Figure collection entries:
+ + + +

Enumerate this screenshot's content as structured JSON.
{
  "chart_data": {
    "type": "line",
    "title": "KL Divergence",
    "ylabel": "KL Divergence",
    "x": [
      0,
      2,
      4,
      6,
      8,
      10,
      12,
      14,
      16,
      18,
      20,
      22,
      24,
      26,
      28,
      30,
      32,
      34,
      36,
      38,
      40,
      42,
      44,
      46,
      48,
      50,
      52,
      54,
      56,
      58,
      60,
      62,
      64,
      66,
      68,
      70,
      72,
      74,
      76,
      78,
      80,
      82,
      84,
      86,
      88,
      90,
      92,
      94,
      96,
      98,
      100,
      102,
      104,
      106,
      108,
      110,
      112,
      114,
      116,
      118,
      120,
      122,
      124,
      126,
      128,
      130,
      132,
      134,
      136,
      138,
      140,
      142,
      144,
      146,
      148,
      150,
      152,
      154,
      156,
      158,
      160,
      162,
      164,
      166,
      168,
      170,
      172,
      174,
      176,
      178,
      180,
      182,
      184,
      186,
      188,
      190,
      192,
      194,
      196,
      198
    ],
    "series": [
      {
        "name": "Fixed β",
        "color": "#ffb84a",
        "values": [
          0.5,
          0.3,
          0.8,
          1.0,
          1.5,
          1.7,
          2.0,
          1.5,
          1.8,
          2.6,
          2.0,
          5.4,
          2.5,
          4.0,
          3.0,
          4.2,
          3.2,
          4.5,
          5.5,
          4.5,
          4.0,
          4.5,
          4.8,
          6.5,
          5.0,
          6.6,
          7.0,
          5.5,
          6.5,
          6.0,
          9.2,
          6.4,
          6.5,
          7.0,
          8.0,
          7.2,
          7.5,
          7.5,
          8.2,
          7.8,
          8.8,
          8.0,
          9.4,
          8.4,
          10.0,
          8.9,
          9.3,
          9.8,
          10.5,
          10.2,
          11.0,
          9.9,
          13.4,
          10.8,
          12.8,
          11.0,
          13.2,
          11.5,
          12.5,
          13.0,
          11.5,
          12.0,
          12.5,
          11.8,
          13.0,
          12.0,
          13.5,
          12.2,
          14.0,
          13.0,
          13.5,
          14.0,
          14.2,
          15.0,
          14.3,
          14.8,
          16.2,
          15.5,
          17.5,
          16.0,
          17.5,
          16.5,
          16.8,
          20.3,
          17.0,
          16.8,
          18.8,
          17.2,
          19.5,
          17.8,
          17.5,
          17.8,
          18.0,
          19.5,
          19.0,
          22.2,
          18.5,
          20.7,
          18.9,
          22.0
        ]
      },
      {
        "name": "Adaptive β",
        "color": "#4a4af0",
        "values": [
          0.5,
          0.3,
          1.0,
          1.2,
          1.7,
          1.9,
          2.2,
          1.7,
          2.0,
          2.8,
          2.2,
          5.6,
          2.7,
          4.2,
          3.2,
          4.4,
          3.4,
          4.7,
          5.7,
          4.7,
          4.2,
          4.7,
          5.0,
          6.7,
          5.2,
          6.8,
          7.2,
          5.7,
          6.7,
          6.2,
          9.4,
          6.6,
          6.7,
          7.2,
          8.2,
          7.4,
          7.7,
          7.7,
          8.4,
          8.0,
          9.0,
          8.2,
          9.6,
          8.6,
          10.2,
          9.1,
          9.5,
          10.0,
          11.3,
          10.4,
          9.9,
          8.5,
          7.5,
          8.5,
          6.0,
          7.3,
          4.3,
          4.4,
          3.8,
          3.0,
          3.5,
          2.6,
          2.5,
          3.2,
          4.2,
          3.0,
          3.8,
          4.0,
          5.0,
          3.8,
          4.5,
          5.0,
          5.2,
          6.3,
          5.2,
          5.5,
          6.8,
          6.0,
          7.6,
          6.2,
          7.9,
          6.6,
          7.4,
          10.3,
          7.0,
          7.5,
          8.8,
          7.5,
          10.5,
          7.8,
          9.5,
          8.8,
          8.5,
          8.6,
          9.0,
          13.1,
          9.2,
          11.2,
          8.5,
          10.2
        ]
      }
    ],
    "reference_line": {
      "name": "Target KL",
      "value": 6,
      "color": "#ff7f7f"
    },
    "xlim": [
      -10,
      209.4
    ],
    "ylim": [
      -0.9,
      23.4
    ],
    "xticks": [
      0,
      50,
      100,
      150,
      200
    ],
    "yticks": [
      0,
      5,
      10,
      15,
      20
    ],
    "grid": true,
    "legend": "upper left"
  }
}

+ + + +

Task description -> Would you write down every record again, exactly?

The solution ->
Enumerate this screenshot's content as structured JSON.
{
  "chart_data": {
    "type": "line",
    "title": "KL Divergence",
    "ylabel": "KL Divergence",
    "x": [
      0,
      2,
      4,
      6,
      8,
      10,
      12,
      14,
      16,
      18,
      20,
      22,
      24,
      26,
      28,
      30,
      32,
      34,
      36,
      38,
      40,
      42,
      44,
      46,
      48,
      50,
      52,
      54,
      56,
      58,
      60,
      62,
      64,
      66,
      68,
      70,
      72,
      74,
      76,
      78,
      80,
      82,
      84,
      86,
      88,
      90,
      92,
      94,
      96,
      98,
      100,
      102,
      104,
      106,
      108,
      110,
      112,
      114,
      116,
      118,
      120,
      122,
      124,
      126,
      128,
      130,
      132,
      134,
      136,
      138,
      140,
      142,
      144,
      146,
      148,
      150,
      152,
      154,
      156,
      158,
      160,
      162,
      164,
      166,
      168,
      170,
      172,
      174,
      176,
      178,
      180,
      182,
      184,
      186,
      188,
      190,
      192,
      194,
      196,
      198
    ],
    "series": [
      {
        "name": "Fixed β",
        "color": "#ffb84a",
        "values": [
          0.5,
          0.3,
          0.8,
          1.0,
          1.5,
          1.7,
          2.0,
          1.5,
          1.8,
          2.6,
          2.0,
          5.4,
          2.5,
          4.0,
          3.0,
          4.2,
          3.2,
          4.5,
          5.5,
          4.5,
          4.0,
          4.5,
          4.8,
          6.5,
          5.0,
          6.6,
          7.0,
          5.5,
          6.5,
          6.0,
          9.2,
          6.4,
          6.5,
          7.0,
          8.0,
          7.2,
          7.5,
          7.5,
          8.2,
          7.8,
          8.8,
          8.0,
          9.4,
          8.4,
          10.0,
          8.9,
          9.3,
          9.8,
          10.5,
          10.2,
          11.0,
          9.9,
          13.4,
          10.8,
          12.8,
          11.0,
          13.2,
          11.5,
          12.5,
          13.0,
          11.5,
          12.0,
          12.5,
          11.8,
          13.0,
          12.0,
          13.5,
          12.2,
          14.0,
          13.0,
          13.5,
          14.0,
          14.2,
          15.0,
          14.3,
          14.8,
          16.2,
          15.5,
          17.5,
          16.0,
          17.5,
          16.5,
          16.8,
          20.3,
          17.0,
          16.8,
          18.8,
          17.2,
          19.5,
          17.8,
          17.5,
          17.8,
          18.0,
          19.5,
          19.0,
          22.2,
          18.5,
          20.7,
          18.9,
          22.0
        ]
      },
      {
        "name": "Adaptive β",
        "color": "#4a4af0",
        "values": [
          0.5,
          0.3,
          1.0,
          1.2,
          1.7,
          1.9,
          2.2,
          1.7,
          2.0,
          2.8,
          2.2,
          5.6,
          2.7,
          4.2,
          3.2,
          4.4,
          3.4,
          4.7,
          5.7,
          4.7,
          4.2,
          4.7,
          5.0,
          6.7,
          5.2,
          6.8,
          7.2,
          5.7,
          6.7,
          6.2,
          9.4,
          6.6,
          6.7,
          7.2,
          8.2,
          7.4,
          7.7,
          7.7,
          8.4,
          8.0,
          9.0,
          8.2,
          9.6,
          8.6,
          10.2,
          9.1,
          9.5,
          10.0,
          11.3,
          10.4,
          9.9,
          8.5,
          7.5,
          8.5,
          6.0,
          7.3,
          4.3,
          4.4,
          3.8,
          3.0,
          3.5,
          2.6,
          2.5,
          3.2,
          4.2,
          3.0,
          3.8,
          4.0,
          5.0,
          3.8,
          4.5,
          5.0,
          5.2,
          6.3,
          5.2,
          5.5,
          6.8,
          6.0,
          7.6,
          6.2,
          7.9,
          6.6,
          7.4,
          10.3,
          7.0,
          7.5,
          8.8,
          7.5,
          10.5,
          7.8,
          9.5,
          8.8,
          8.5,
          8.6,
          9.0,
          13.1,
          9.2,
          11.2,
          8.5,
          10.2
        ]
      }
    ],
    "reference_line": {
      "name": "Target KL",
      "value": 6,
      "color": "#ff7f7f"
    },
    "xlim": [
      -10,
      209.4
    ],
    "ylim": [
      -0.9,
      23.4
    ],
    "xticks": [
      0,
      50,
      100,
      150,
      200
    ],
    "yticks": [
      0,
      5,
      10,
      15,
      20
    ],
    "grid": true,
    "legend": "upper left"
  }
}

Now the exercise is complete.